::: DATA LISTING

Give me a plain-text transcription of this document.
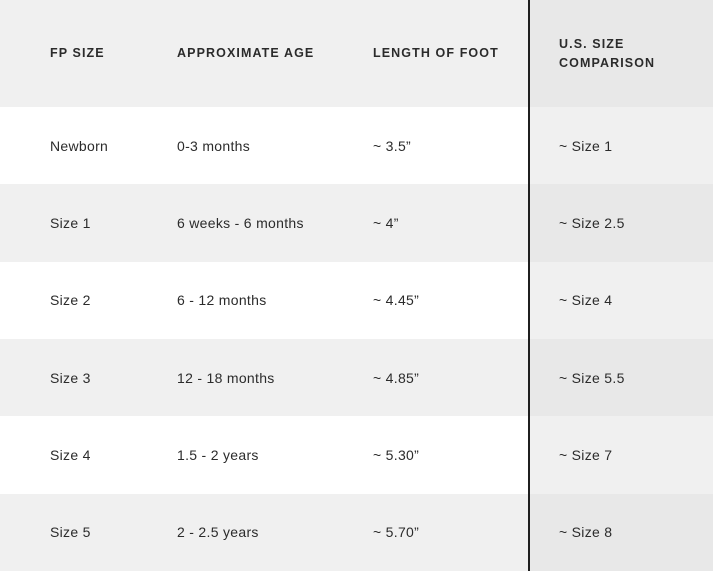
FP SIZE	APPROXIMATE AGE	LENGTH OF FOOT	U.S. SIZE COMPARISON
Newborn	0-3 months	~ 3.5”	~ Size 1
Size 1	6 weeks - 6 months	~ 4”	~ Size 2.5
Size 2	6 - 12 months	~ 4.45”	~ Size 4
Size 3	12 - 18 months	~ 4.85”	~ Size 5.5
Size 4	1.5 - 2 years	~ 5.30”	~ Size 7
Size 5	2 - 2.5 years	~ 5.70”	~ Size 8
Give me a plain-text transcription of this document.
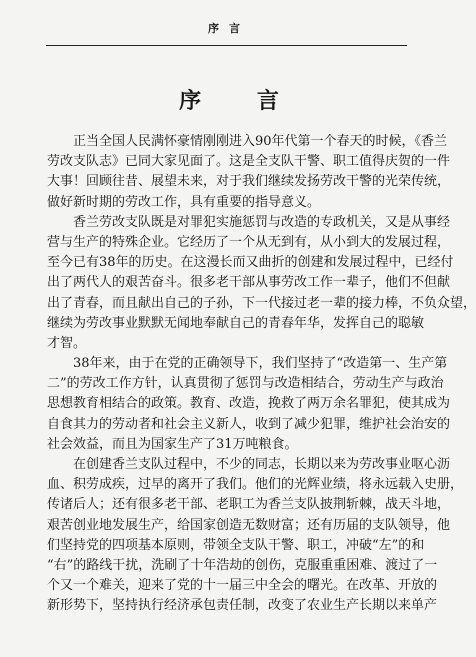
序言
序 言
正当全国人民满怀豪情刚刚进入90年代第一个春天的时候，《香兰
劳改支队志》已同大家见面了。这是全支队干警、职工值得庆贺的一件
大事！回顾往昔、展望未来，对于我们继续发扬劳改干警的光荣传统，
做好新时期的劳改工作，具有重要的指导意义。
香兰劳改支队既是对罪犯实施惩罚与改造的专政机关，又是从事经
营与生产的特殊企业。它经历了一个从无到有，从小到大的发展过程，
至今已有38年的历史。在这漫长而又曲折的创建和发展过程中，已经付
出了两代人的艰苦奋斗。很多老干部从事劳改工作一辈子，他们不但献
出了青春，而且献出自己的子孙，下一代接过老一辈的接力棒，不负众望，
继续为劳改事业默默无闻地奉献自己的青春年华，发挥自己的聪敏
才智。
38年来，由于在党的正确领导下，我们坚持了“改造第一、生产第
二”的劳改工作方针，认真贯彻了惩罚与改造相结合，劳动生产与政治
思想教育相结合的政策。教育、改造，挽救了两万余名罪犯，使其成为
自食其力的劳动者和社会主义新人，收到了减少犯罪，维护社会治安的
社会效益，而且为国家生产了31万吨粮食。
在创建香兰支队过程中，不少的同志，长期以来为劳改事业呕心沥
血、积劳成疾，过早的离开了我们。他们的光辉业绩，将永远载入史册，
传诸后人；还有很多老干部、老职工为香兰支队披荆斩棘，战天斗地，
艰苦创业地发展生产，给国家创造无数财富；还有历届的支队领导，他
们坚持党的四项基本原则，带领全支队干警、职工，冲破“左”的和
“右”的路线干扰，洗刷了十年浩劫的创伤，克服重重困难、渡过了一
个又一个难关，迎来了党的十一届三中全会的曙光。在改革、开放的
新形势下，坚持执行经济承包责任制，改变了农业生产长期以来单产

::::::

▶ [WORK TO DO] Extract every line of the data exactly; pictures stay out.

▶ [FINAL ANSWER]
Give me a plain-text transcription of this document.
FP SIZE	APPROXIMATE AGE	LENGTH OF FOOT	U.S. SIZE COMPARISON
Newborn	0-3 months	~ 3.5”	~ Size 1
Size 1	6 weeks - 6 months	~ 4”	~ Size 2.5
Size 2	6 - 12 months	~ 4.45”	~ Size 4
Size 3	12 - 18 months	~ 4.85”	~ Size 5.5
Size 4	1.5 - 2 years	~ 5.30”	~ Size 7
Size 5	2 - 2.5 years	~ 5.70”	~ Size 8
Give me a plain-text transcription of this document.
序言
序 言
正当全国人民满怀豪情刚刚进入90年代第一个春天的时候，《香兰
劳改支队志》已同大家见面了。这是全支队干警、职工值得庆贺的一件
大事！回顾往昔、展望未来，对于我们继续发扬劳改干警的光荣传统，
做好新时期的劳改工作，具有重要的指导意义。
香兰劳改支队既是对罪犯实施惩罚与改造的专政机关，又是从事经
营与生产的特殊企业。它经历了一个从无到有，从小到大的发展过程，
至今已有38年的历史。在这漫长而又曲折的创建和发展过程中，已经付
出了两代人的艰苦奋斗。很多老干部从事劳改工作一辈子，他们不但献
出了青春，而且献出自己的子孙，下一代接过老一辈的接力棒，不负众望，
继续为劳改事业默默无闻地奉献自己的青春年华，发挥自己的聪敏
才智。
38年来，由于在党的正确领导下，我们坚持了“改造第一、生产第
二”的劳改工作方针，认真贯彻了惩罚与改造相结合，劳动生产与政治
思想教育相结合的政策。教育、改造，挽救了两万余名罪犯，使其成为
自食其力的劳动者和社会主义新人，收到了减少犯罪，维护社会治安的
社会效益，而且为国家生产了31万吨粮食。
在创建香兰支队过程中，不少的同志，长期以来为劳改事业呕心沥
血、积劳成疾，过早的离开了我们。他们的光辉业绩，将永远载入史册，
传诸后人；还有很多老干部、老职工为香兰支队披荆斩棘，战天斗地，
艰苦创业地发展生产，给国家创造无数财富；还有历届的支队领导，他
们坚持党的四项基本原则，带领全支队干警、职工，冲破“左”的和
“右”的路线干扰，洗刷了十年浩劫的创伤，克服重重困难、渡过了一
个又一个难关，迎来了党的十一届三中全会的曙光。在改革、开放的
新形势下，坚持执行经济承包责任制，改变了农业生产长期以来单产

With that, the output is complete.